** Start of Records to process **
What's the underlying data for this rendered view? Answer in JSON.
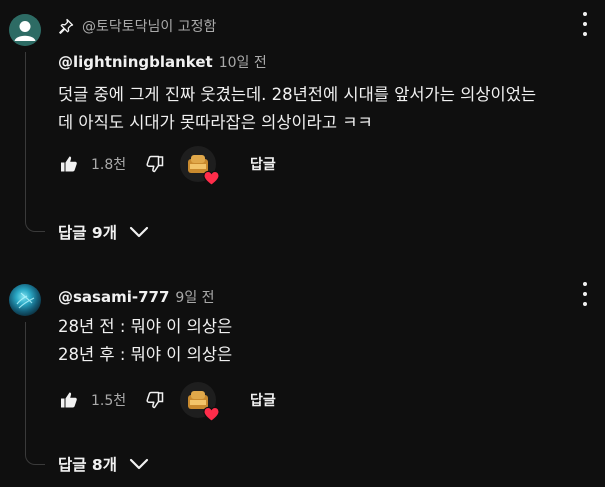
{
  "comments": [
    {
      "pinned_label": "@토닥토닥님이 고정함",
      "author": "@lightningblanket",
      "time": "10일 전",
      "text": "덧글 중에 그게 진짜 웃겼는데. 28년전에 시대를 앞서가는 의상이었는\n데 아직도 시대가 못따라잡은 의상이라고 ㅋㅋ",
      "likes": "1.8천",
      "reply_label": "답글",
      "replies_label": "답글 9개",
      "avatar_icon": "default-avatar-icon"
    },
    {
      "author": "@sasami-777",
      "time": "9일 전",
      "text": "28년 전 : 뭐야 이 의상은\n28년 후 : 뭐야 이 의상은",
      "likes": "1.5천",
      "reply_label": "답글",
      "replies_label": "답글 8개",
      "avatar_icon": "blue-glow-avatar"
    }
  ],
  "colors": {
    "background": "#0f0f0f",
    "text_primary": "#f1f1f1",
    "text_secondary": "#aaaaaa",
    "heart": "#ff2d4a"
  }
}
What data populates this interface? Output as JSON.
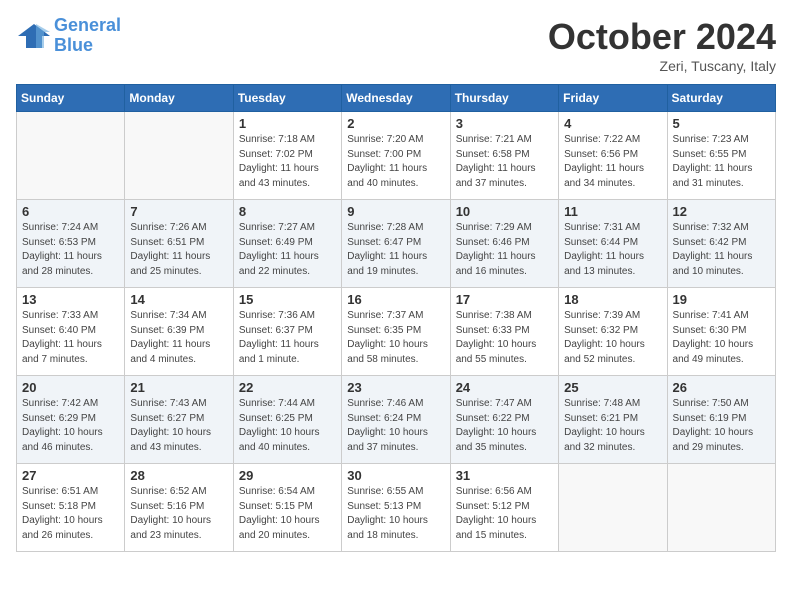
{
  "header": {
    "logo_line1": "General",
    "logo_line2": "Blue",
    "month_title": "October 2024",
    "location": "Zeri, Tuscany, Italy"
  },
  "weekdays": [
    "Sunday",
    "Monday",
    "Tuesday",
    "Wednesday",
    "Thursday",
    "Friday",
    "Saturday"
  ],
  "weeks": [
    [
      {
        "day": "",
        "sunrise": "",
        "sunset": "",
        "daylight": ""
      },
      {
        "day": "",
        "sunrise": "",
        "sunset": "",
        "daylight": ""
      },
      {
        "day": "1",
        "sunrise": "Sunrise: 7:18 AM",
        "sunset": "Sunset: 7:02 PM",
        "daylight": "Daylight: 11 hours and 43 minutes."
      },
      {
        "day": "2",
        "sunrise": "Sunrise: 7:20 AM",
        "sunset": "Sunset: 7:00 PM",
        "daylight": "Daylight: 11 hours and 40 minutes."
      },
      {
        "day": "3",
        "sunrise": "Sunrise: 7:21 AM",
        "sunset": "Sunset: 6:58 PM",
        "daylight": "Daylight: 11 hours and 37 minutes."
      },
      {
        "day": "4",
        "sunrise": "Sunrise: 7:22 AM",
        "sunset": "Sunset: 6:56 PM",
        "daylight": "Daylight: 11 hours and 34 minutes."
      },
      {
        "day": "5",
        "sunrise": "Sunrise: 7:23 AM",
        "sunset": "Sunset: 6:55 PM",
        "daylight": "Daylight: 11 hours and 31 minutes."
      }
    ],
    [
      {
        "day": "6",
        "sunrise": "Sunrise: 7:24 AM",
        "sunset": "Sunset: 6:53 PM",
        "daylight": "Daylight: 11 hours and 28 minutes."
      },
      {
        "day": "7",
        "sunrise": "Sunrise: 7:26 AM",
        "sunset": "Sunset: 6:51 PM",
        "daylight": "Daylight: 11 hours and 25 minutes."
      },
      {
        "day": "8",
        "sunrise": "Sunrise: 7:27 AM",
        "sunset": "Sunset: 6:49 PM",
        "daylight": "Daylight: 11 hours and 22 minutes."
      },
      {
        "day": "9",
        "sunrise": "Sunrise: 7:28 AM",
        "sunset": "Sunset: 6:47 PM",
        "daylight": "Daylight: 11 hours and 19 minutes."
      },
      {
        "day": "10",
        "sunrise": "Sunrise: 7:29 AM",
        "sunset": "Sunset: 6:46 PM",
        "daylight": "Daylight: 11 hours and 16 minutes."
      },
      {
        "day": "11",
        "sunrise": "Sunrise: 7:31 AM",
        "sunset": "Sunset: 6:44 PM",
        "daylight": "Daylight: 11 hours and 13 minutes."
      },
      {
        "day": "12",
        "sunrise": "Sunrise: 7:32 AM",
        "sunset": "Sunset: 6:42 PM",
        "daylight": "Daylight: 11 hours and 10 minutes."
      }
    ],
    [
      {
        "day": "13",
        "sunrise": "Sunrise: 7:33 AM",
        "sunset": "Sunset: 6:40 PM",
        "daylight": "Daylight: 11 hours and 7 minutes."
      },
      {
        "day": "14",
        "sunrise": "Sunrise: 7:34 AM",
        "sunset": "Sunset: 6:39 PM",
        "daylight": "Daylight: 11 hours and 4 minutes."
      },
      {
        "day": "15",
        "sunrise": "Sunrise: 7:36 AM",
        "sunset": "Sunset: 6:37 PM",
        "daylight": "Daylight: 11 hours and 1 minute."
      },
      {
        "day": "16",
        "sunrise": "Sunrise: 7:37 AM",
        "sunset": "Sunset: 6:35 PM",
        "daylight": "Daylight: 10 hours and 58 minutes."
      },
      {
        "day": "17",
        "sunrise": "Sunrise: 7:38 AM",
        "sunset": "Sunset: 6:33 PM",
        "daylight": "Daylight: 10 hours and 55 minutes."
      },
      {
        "day": "18",
        "sunrise": "Sunrise: 7:39 AM",
        "sunset": "Sunset: 6:32 PM",
        "daylight": "Daylight: 10 hours and 52 minutes."
      },
      {
        "day": "19",
        "sunrise": "Sunrise: 7:41 AM",
        "sunset": "Sunset: 6:30 PM",
        "daylight": "Daylight: 10 hours and 49 minutes."
      }
    ],
    [
      {
        "day": "20",
        "sunrise": "Sunrise: 7:42 AM",
        "sunset": "Sunset: 6:29 PM",
        "daylight": "Daylight: 10 hours and 46 minutes."
      },
      {
        "day": "21",
        "sunrise": "Sunrise: 7:43 AM",
        "sunset": "Sunset: 6:27 PM",
        "daylight": "Daylight: 10 hours and 43 minutes."
      },
      {
        "day": "22",
        "sunrise": "Sunrise: 7:44 AM",
        "sunset": "Sunset: 6:25 PM",
        "daylight": "Daylight: 10 hours and 40 minutes."
      },
      {
        "day": "23",
        "sunrise": "Sunrise: 7:46 AM",
        "sunset": "Sunset: 6:24 PM",
        "daylight": "Daylight: 10 hours and 37 minutes."
      },
      {
        "day": "24",
        "sunrise": "Sunrise: 7:47 AM",
        "sunset": "Sunset: 6:22 PM",
        "daylight": "Daylight: 10 hours and 35 minutes."
      },
      {
        "day": "25",
        "sunrise": "Sunrise: 7:48 AM",
        "sunset": "Sunset: 6:21 PM",
        "daylight": "Daylight: 10 hours and 32 minutes."
      },
      {
        "day": "26",
        "sunrise": "Sunrise: 7:50 AM",
        "sunset": "Sunset: 6:19 PM",
        "daylight": "Daylight: 10 hours and 29 minutes."
      }
    ],
    [
      {
        "day": "27",
        "sunrise": "Sunrise: 6:51 AM",
        "sunset": "Sunset: 5:18 PM",
        "daylight": "Daylight: 10 hours and 26 minutes."
      },
      {
        "day": "28",
        "sunrise": "Sunrise: 6:52 AM",
        "sunset": "Sunset: 5:16 PM",
        "daylight": "Daylight: 10 hours and 23 minutes."
      },
      {
        "day": "29",
        "sunrise": "Sunrise: 6:54 AM",
        "sunset": "Sunset: 5:15 PM",
        "daylight": "Daylight: 10 hours and 20 minutes."
      },
      {
        "day": "30",
        "sunrise": "Sunrise: 6:55 AM",
        "sunset": "Sunset: 5:13 PM",
        "daylight": "Daylight: 10 hours and 18 minutes."
      },
      {
        "day": "31",
        "sunrise": "Sunrise: 6:56 AM",
        "sunset": "Sunset: 5:12 PM",
        "daylight": "Daylight: 10 hours and 15 minutes."
      },
      {
        "day": "",
        "sunrise": "",
        "sunset": "",
        "daylight": ""
      },
      {
        "day": "",
        "sunrise": "",
        "sunset": "",
        "daylight": ""
      }
    ]
  ]
}
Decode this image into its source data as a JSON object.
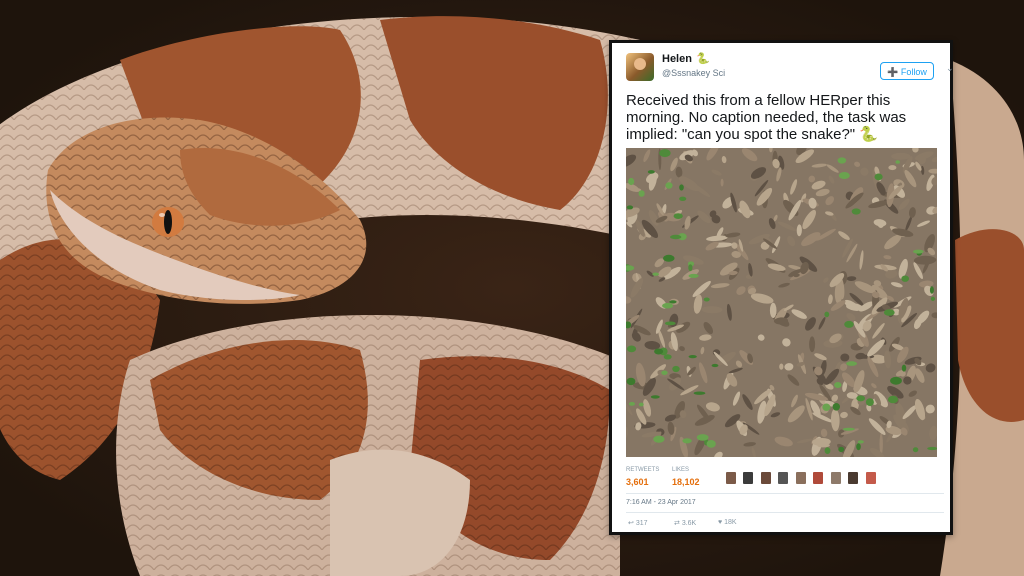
** End of Records to process **
Goal →
Check each line of the records for the string "JSON" and state how many lines contain it. Give only the number.

Right answer →
3